_Aim of the exercise:_
Determine which lines contain the word "title", then copy those lines.

_Entries provided:_
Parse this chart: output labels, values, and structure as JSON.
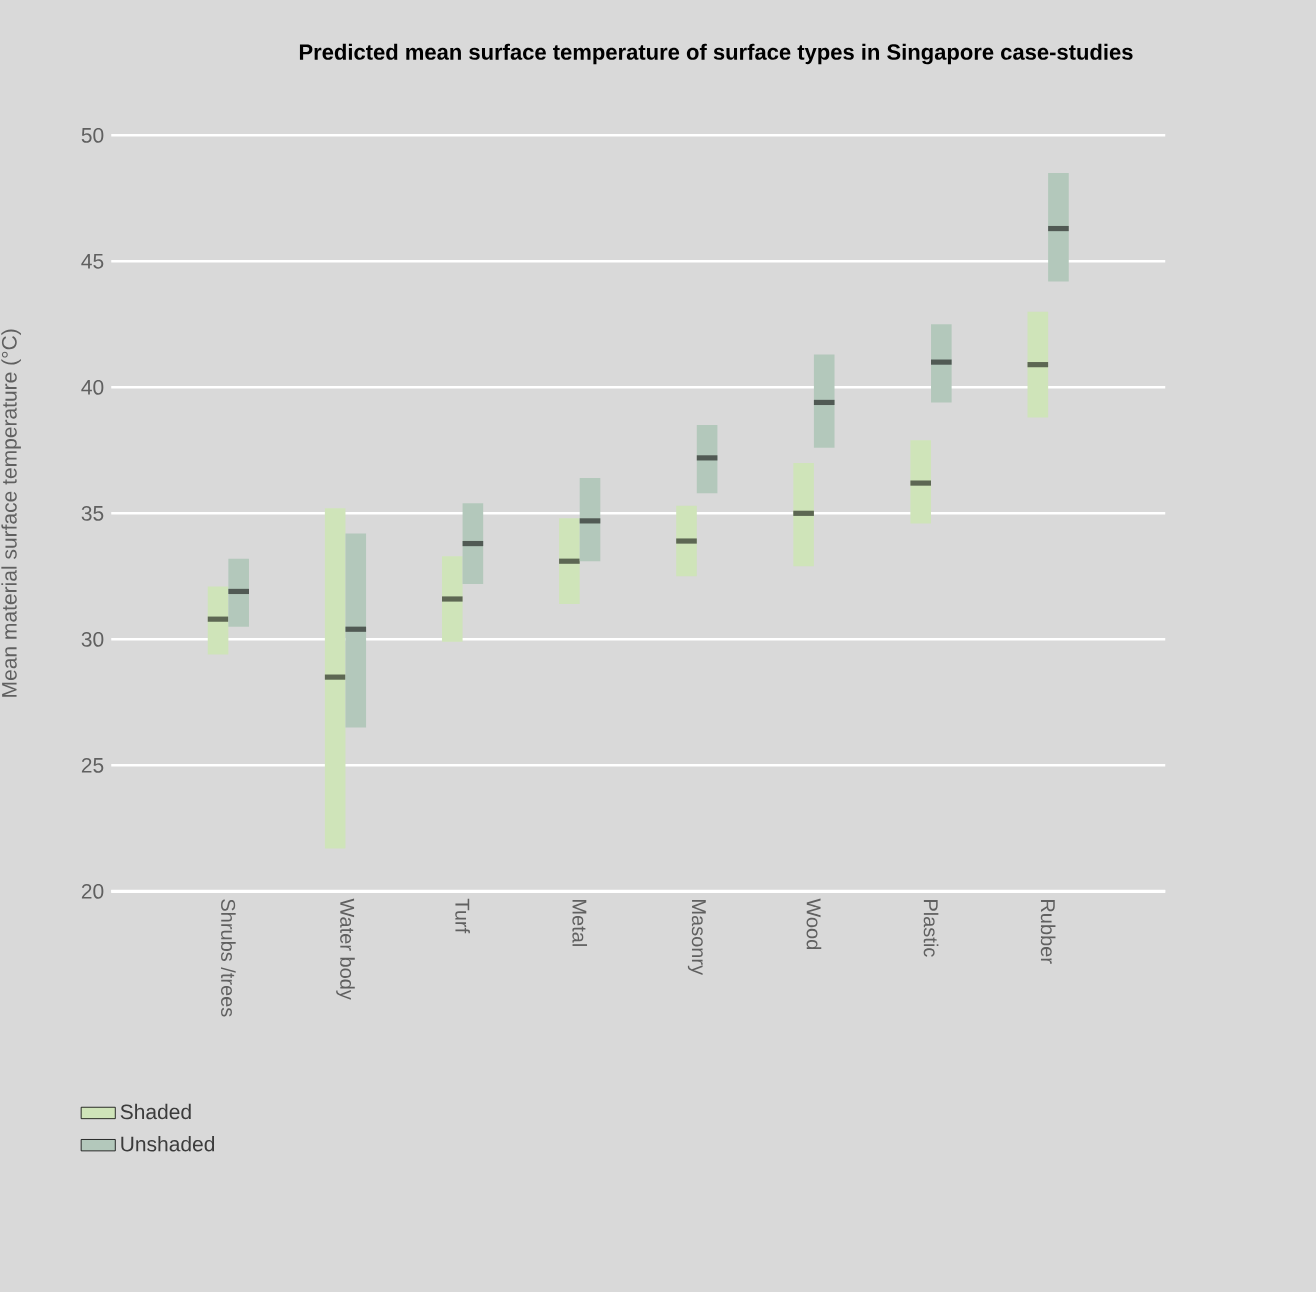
{
  "chart_data": {
    "type": "box",
    "title": "Predicted mean surface temperature of surface types in Singapore case-studies",
    "ylabel": "Mean material surface temperature (°C)",
    "categories": [
      "Shrubs /trees",
      "Water body",
      "Turf",
      "Metal",
      "Masonry",
      "Wood",
      "Plastic",
      "Rubber"
    ],
    "ylim": [
      20,
      50
    ],
    "yticks": [
      20,
      25,
      30,
      35,
      40,
      45,
      50
    ],
    "grid": "y",
    "legend": "bottom left",
    "series": [
      {
        "name": "Shaded",
        "color": "#cfe4b9",
        "boxes": [
          {
            "low": 29.4,
            "q1": 29.4,
            "median": 30.8,
            "q3": 32.1,
            "high": 32.1
          },
          {
            "low": 21.7,
            "q1": 21.7,
            "median": 28.5,
            "q3": 35.2,
            "high": 35.2
          },
          {
            "low": 29.9,
            "q1": 29.9,
            "median": 31.6,
            "q3": 33.3,
            "high": 33.3
          },
          {
            "low": 31.4,
            "q1": 31.4,
            "median": 33.1,
            "q3": 34.8,
            "high": 34.8
          },
          {
            "low": 32.5,
            "q1": 32.5,
            "median": 33.9,
            "q3": 35.3,
            "high": 35.3
          },
          {
            "low": 32.9,
            "q1": 32.9,
            "median": 35.0,
            "q3": 37.0,
            "high": 37.0
          },
          {
            "low": 34.6,
            "q1": 34.6,
            "median": 36.2,
            "q3": 37.9,
            "high": 37.9
          },
          {
            "low": 38.8,
            "q1": 38.8,
            "median": 40.9,
            "q3": 43.0,
            "high": 43.0
          }
        ]
      },
      {
        "name": "Unshaded",
        "color": "#b3c8bb",
        "boxes": [
          {
            "low": 30.5,
            "q1": 30.5,
            "median": 31.9,
            "q3": 33.2,
            "high": 33.2
          },
          {
            "low": 26.5,
            "q1": 26.5,
            "median": 30.4,
            "q3": 34.2,
            "high": 34.2
          },
          {
            "low": 32.2,
            "q1": 32.2,
            "median": 33.8,
            "q3": 35.4,
            "high": 35.4
          },
          {
            "low": 33.1,
            "q1": 33.1,
            "median": 34.7,
            "q3": 36.4,
            "high": 36.4
          },
          {
            "low": 35.8,
            "q1": 35.8,
            "median": 37.2,
            "q3": 38.5,
            "high": 38.5
          },
          {
            "low": 37.6,
            "q1": 37.6,
            "median": 39.4,
            "q3": 41.3,
            "high": 41.3
          },
          {
            "low": 39.4,
            "q1": 39.4,
            "median": 41.0,
            "q3": 42.5,
            "high": 42.5
          },
          {
            "low": 44.2,
            "q1": 44.2,
            "median": 46.3,
            "q3": 48.5,
            "high": 48.5
          }
        ]
      }
    ]
  }
}
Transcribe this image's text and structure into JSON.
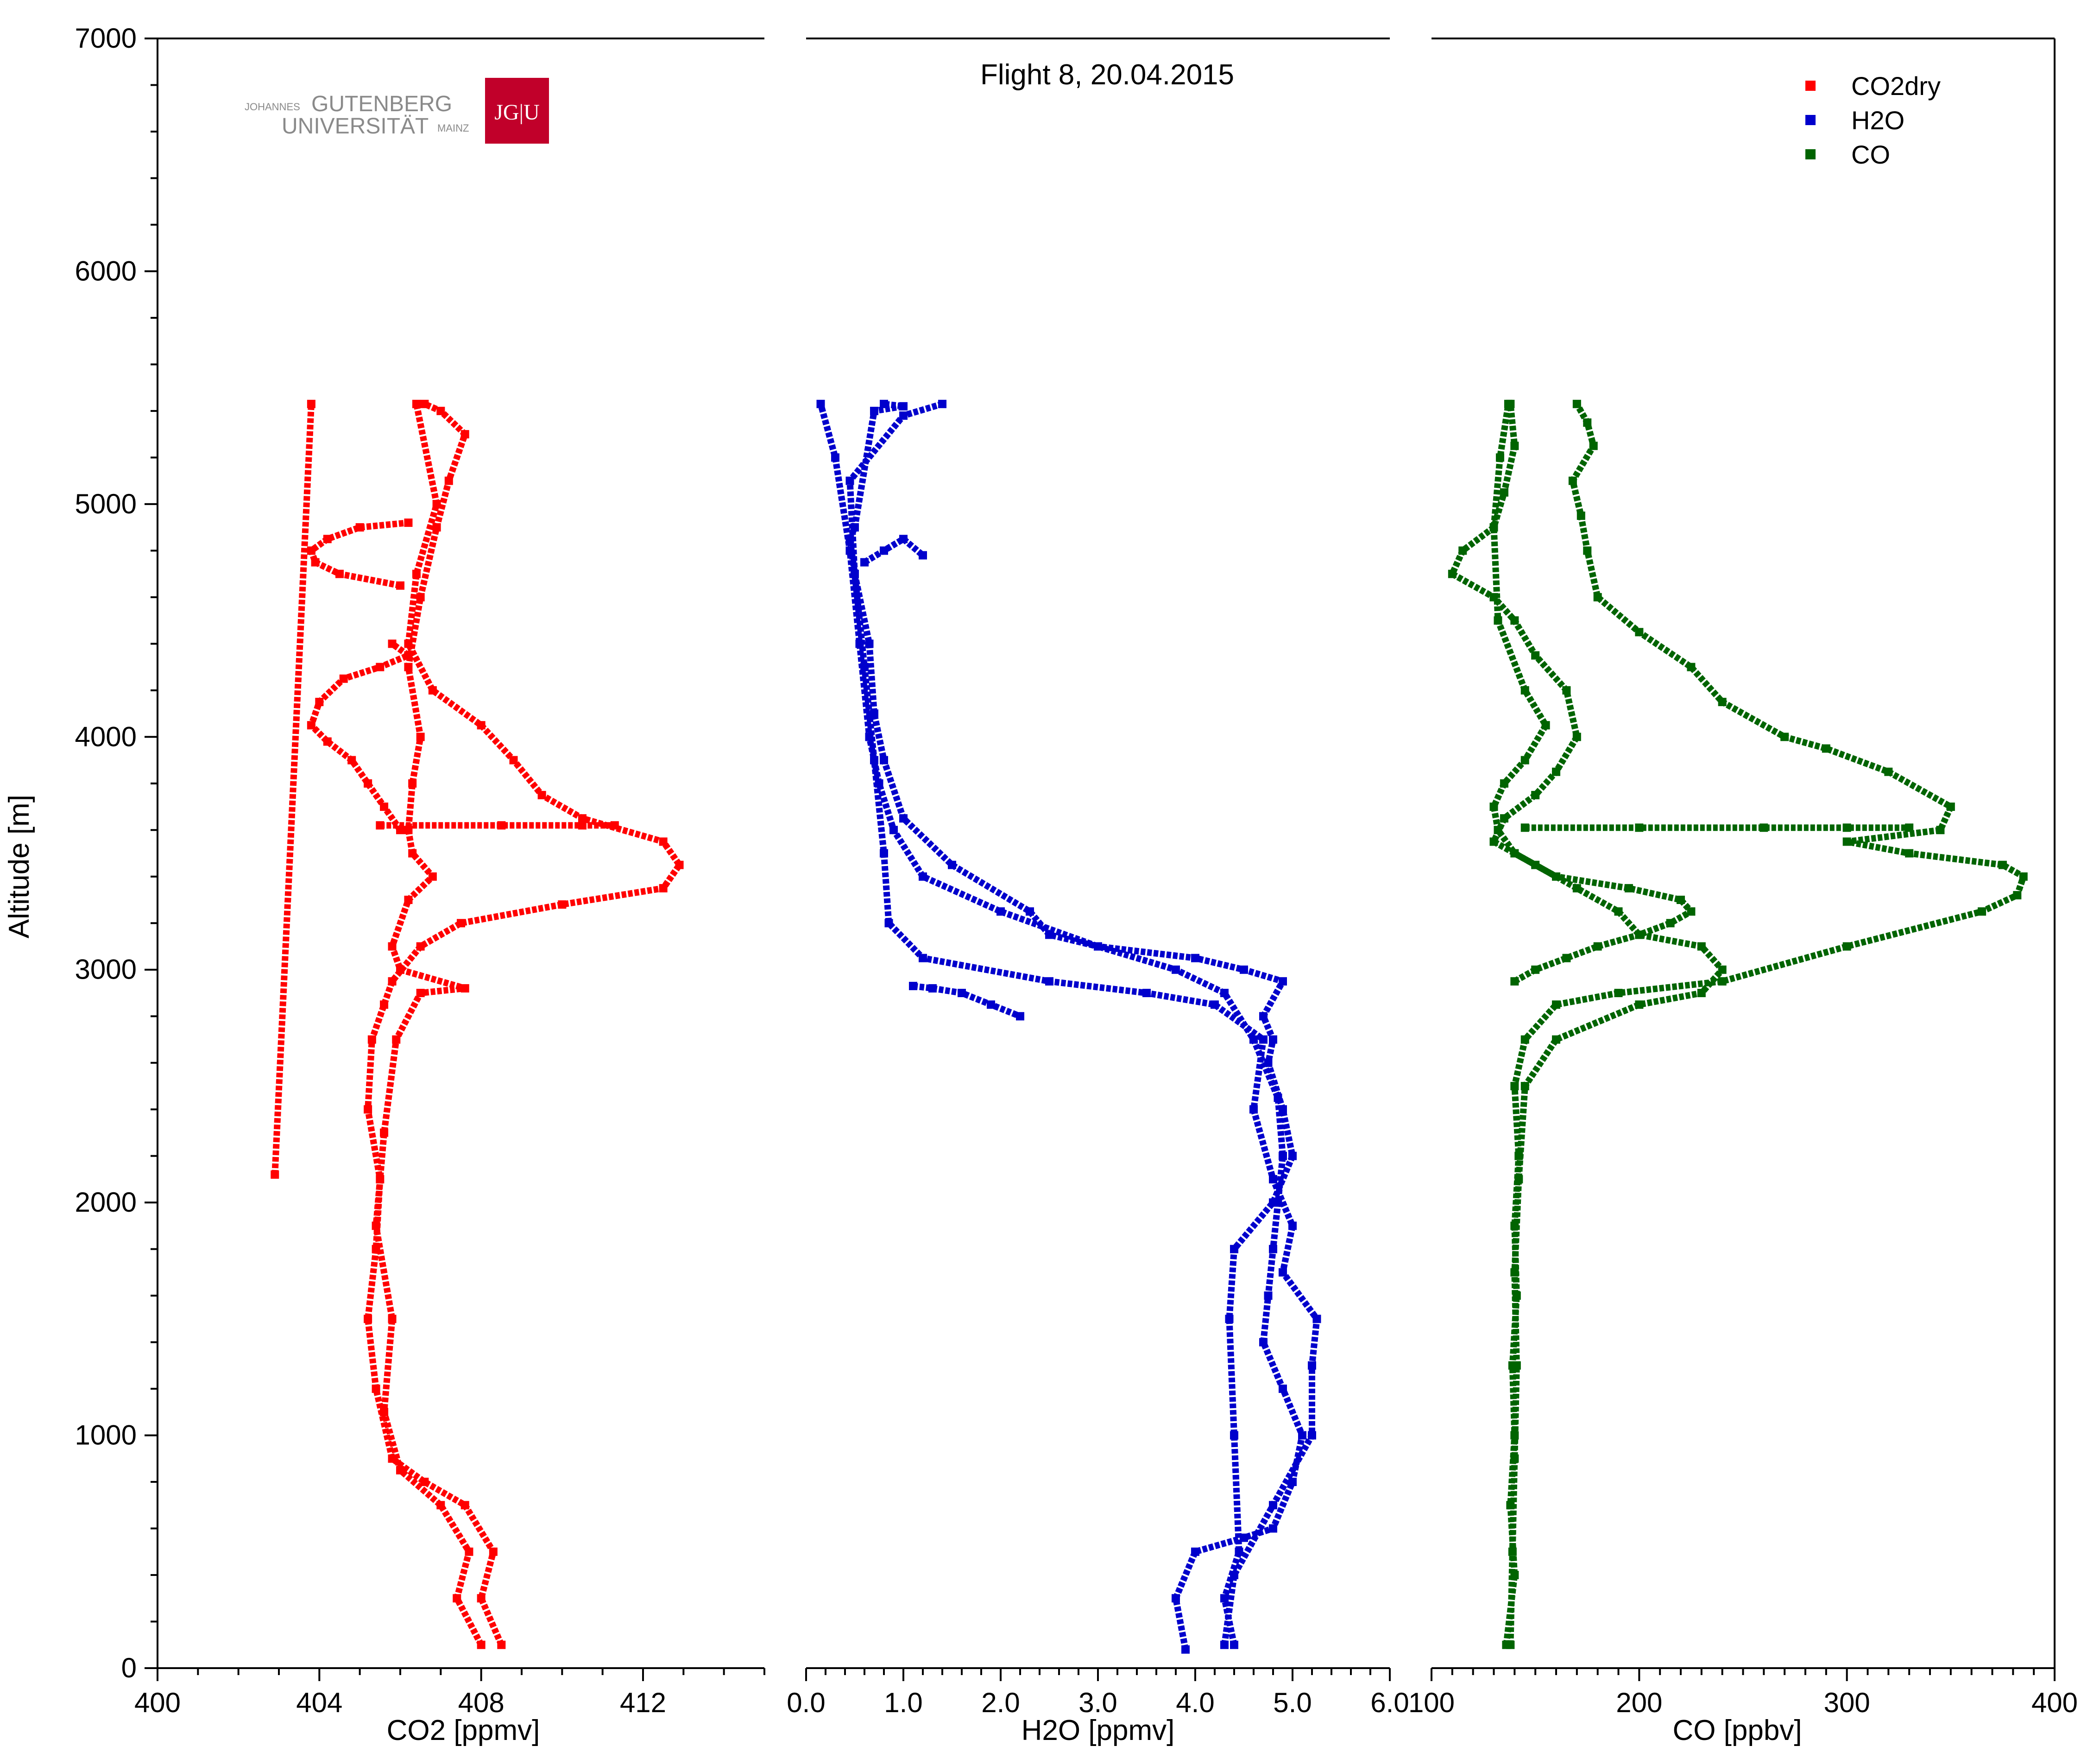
{
  "chart_data": {
    "type": "scatter",
    "title": "Flight 8, 20.04.2015",
    "ylabel": "Altitude [m]",
    "ylim": [
      0,
      7000
    ],
    "y_ticks": [
      "0",
      "1000",
      "2000",
      "3000",
      "4000",
      "5000",
      "6000",
      "7000"
    ],
    "logo": {
      "line1_small": "JOHANNES",
      "line1_big": "GUTENBERG",
      "line2_big": "UNIVERSITÄT",
      "line2_small": "MAINZ",
      "mark": "JG|U"
    },
    "legend": [
      {
        "label": "CO2dry",
        "color": "#ff0000"
      },
      {
        "label": "H2O",
        "color": "#0000cc"
      },
      {
        "label": "CO",
        "color": "#006400"
      }
    ],
    "panels": [
      {
        "name": "CO2dry",
        "xlabel": "CO2 [ppmv]",
        "xlim": [
          400,
          415
        ],
        "x_ticks": [
          "400",
          "404",
          "408",
          "412"
        ],
        "x_tick_values": [
          400,
          404,
          408,
          412
        ],
        "color": "#ff0000",
        "profiles": [
          {
            "x": [
              408.5,
              408.0,
              408.3,
              407.6,
              406.6,
              405.8,
              405.4,
              405.2,
              405.4,
              405.5,
              405.2,
              405.3,
              405.6,
              405.8,
              406.5,
              407.5,
              410.0,
              412.5,
              412.9,
              412.5,
              410.5,
              409.5,
              408.8,
              408.0,
              406.8,
              406.2,
              406.4,
              406.9,
              406.4
            ],
            "y": [
              100,
              300,
              500,
              700,
              800,
              900,
              1200,
              1500,
              1800,
              2100,
              2400,
              2700,
              2850,
              2950,
              3100,
              3200,
              3280,
              3350,
              3450,
              3550,
              3650,
              3750,
              3900,
              4050,
              4200,
              4400,
              4700,
              5000,
              5430
            ]
          },
          {
            "x": [
              408.0,
              407.4,
              407.7,
              407.0,
              406.0,
              405.6,
              405.8,
              405.4,
              405.6,
              405.9,
              406.5,
              407.6,
              406.0,
              405.8,
              406.2,
              406.8,
              406.3,
              406.2,
              406.3,
              406.5,
              406.2,
              406.5,
              406.9,
              407.2,
              407.6,
              407.0,
              406.6
            ],
            "y": [
              100,
              300,
              500,
              700,
              850,
              1100,
              1500,
              1900,
              2300,
              2700,
              2900,
              2920,
              3000,
              3100,
              3300,
              3400,
              3500,
              3600,
              3800,
              4000,
              4300,
              4600,
              4900,
              5100,
              5300,
              5400,
              5430
            ]
          },
          {
            "x": [
              406.0,
              405.6,
              405.2,
              404.8,
              404.2,
              403.8,
              404.0,
              404.6,
              405.5,
              406.2,
              405.8
            ],
            "y": [
              3600,
              3700,
              3800,
              3900,
              3980,
              4050,
              4150,
              4250,
              4300,
              4350,
              4400
            ]
          },
          {
            "x": [
              406.0,
              404.5,
              403.9,
              403.8,
              404.2,
              405.0,
              406.2
            ],
            "y": [
              4650,
              4700,
              4750,
              4800,
              4850,
              4900,
              4920
            ]
          },
          {
            "x": [
              405.5,
              408.5,
              410.5,
              411.3
            ],
            "y": [
              3620,
              3620,
              3620,
              3620
            ]
          },
          {
            "x": [
              402.9,
              403.8
            ],
            "y": [
              2120,
              5430
            ]
          }
        ]
      },
      {
        "name": "H2O",
        "xlabel": "H2O [ppmv]",
        "xlim": [
          0,
          6
        ],
        "x_ticks": [
          "0.0",
          "1.0",
          "2.0",
          "3.0",
          "4.0",
          "5.0",
          "6.0"
        ],
        "x_tick_values": [
          0,
          1,
          2,
          3,
          4,
          5,
          6
        ],
        "color": "#0000cc",
        "profiles": [
          {
            "x": [
              3.9,
              3.8,
              4.0,
              4.5,
              4.8,
              5.0,
              5.1,
              4.9,
              4.7,
              4.75,
              4.8,
              4.85,
              4.9,
              4.85,
              4.6,
              4.3,
              3.8,
              3.0,
              2.0,
              1.2,
              0.9,
              0.75,
              0.65,
              0.55,
              0.45,
              0.3,
              0.15
            ],
            "y": [
              80,
              300,
              500,
              560,
              600,
              800,
              1000,
              1200,
              1400,
              1600,
              1800,
              2000,
              2200,
              2450,
              2700,
              2900,
              3000,
              3100,
              3250,
              3400,
              3600,
              3800,
              4000,
              4400,
              4800,
              5200,
              5430
            ]
          },
          {
            "x": [
              4.3,
              4.4,
              4.8,
              5.2,
              5.2,
              5.25,
              4.9,
              5.0,
              4.8,
              4.6,
              4.7,
              4.2,
              3.5,
              2.5,
              1.2,
              0.85,
              0.8,
              0.7,
              0.6,
              0.5,
              0.45,
              1.0,
              1.4
            ],
            "y": [
              100,
              400,
              700,
              1000,
              1300,
              1500,
              1700,
              1900,
              2100,
              2400,
              2700,
              2850,
              2900,
              2950,
              3050,
              3200,
              3500,
              3900,
              4300,
              4700,
              5100,
              5380,
              5430
            ]
          },
          {
            "x": [
              4.4,
              4.3,
              4.45,
              4.4,
              4.35,
              4.4,
              4.8,
              5.0,
              4.9,
              4.75,
              4.8,
              4.7,
              4.9,
              4.5,
              4.0,
              3.0,
              2.5,
              2.3,
              1.5,
              1.0,
              0.8,
              0.7,
              0.65,
              0.5,
              0.45,
              0.5,
              0.7,
              1.0,
              0.8
            ],
            "y": [
              100,
              300,
              500,
              1000,
              1500,
              1800,
              2000,
              2200,
              2400,
              2600,
              2700,
              2800,
              2950,
              3000,
              3050,
              3100,
              3150,
              3250,
              3450,
              3650,
              3900,
              4100,
              4400,
              4700,
              4850,
              4900,
              5400,
              5420,
              5430
            ]
          },
          {
            "x": [
              1.1,
              1.3,
              1.6,
              1.9,
              2.2
            ],
            "y": [
              2930,
              2920,
              2900,
              2850,
              2800
            ]
          },
          {
            "x": [
              0.6,
              0.8,
              1.0,
              1.2
            ],
            "y": [
              4750,
              4800,
              4850,
              4780
            ]
          }
        ]
      },
      {
        "name": "CO",
        "xlabel": "CO [ppbv]",
        "xlim": [
          100,
          400
        ],
        "x_ticks": [
          "100",
          "200",
          "300",
          "400"
        ],
        "x_tick_values": [
          100,
          200,
          300,
          400
        ],
        "color": "#006400",
        "profiles": [
          {
            "x": [
              136,
              140,
              138,
              140,
              139,
              141,
              140,
              142,
              140,
              145,
              160,
              190,
              240,
              300,
              365,
              382,
              385,
              375,
              330,
              300,
              345,
              350,
              320,
              290,
              270,
              240,
              225,
              200,
              180,
              175,
              172,
              168,
              178,
              175,
              170
            ],
            "y": [
              100,
              400,
              700,
              1000,
              1300,
              1600,
              1900,
              2200,
              2500,
              2700,
              2850,
              2900,
              2950,
              3100,
              3250,
              3320,
              3400,
              3450,
              3500,
              3550,
              3600,
              3700,
              3850,
              3950,
              4000,
              4150,
              4300,
              4450,
              4600,
              4800,
              4950,
              5100,
              5250,
              5350,
              5430
            ]
          },
          {
            "x": [
              138,
              139,
              140,
              141,
              140,
              142,
              145,
              160,
              200,
              230,
              240,
              230,
              200,
              190,
              170,
              150,
              130,
              135,
              150,
              160,
              170,
              165,
              150,
              140,
              130,
              110,
              115,
              130,
              135,
              140,
              138
            ],
            "y": [
              100,
              500,
              900,
              1300,
              1700,
              2100,
              2500,
              2700,
              2850,
              2900,
              3000,
              3100,
              3150,
              3250,
              3350,
              3450,
              3550,
              3650,
              3750,
              3850,
              4000,
              4200,
              4350,
              4500,
              4600,
              4700,
              4800,
              4900,
              5050,
              5250,
              5430
            ]
          },
          {
            "x": [
              140,
              150,
              165,
              180,
              200,
              215,
              225,
              220,
              195,
              160,
              140,
              132,
              130,
              135,
              145,
              155,
              145,
              132,
              130,
              133,
              137
            ],
            "y": [
              2950,
              3000,
              3050,
              3100,
              3150,
              3200,
              3250,
              3300,
              3350,
              3400,
              3500,
              3600,
              3700,
              3800,
              3900,
              4050,
              4200,
              4500,
              4900,
              5200,
              5430
            ]
          },
          {
            "x": [
              145,
              200,
              260,
              300,
              330
            ],
            "y": [
              3610,
              3610,
              3610,
              3610,
              3610
            ]
          }
        ]
      }
    ]
  }
}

_Response to the exercise:_
    "title": "Predicted mean surface temperature of surface types in Singapore case-studies",
    "title": "Flight 8, 20.04.2015",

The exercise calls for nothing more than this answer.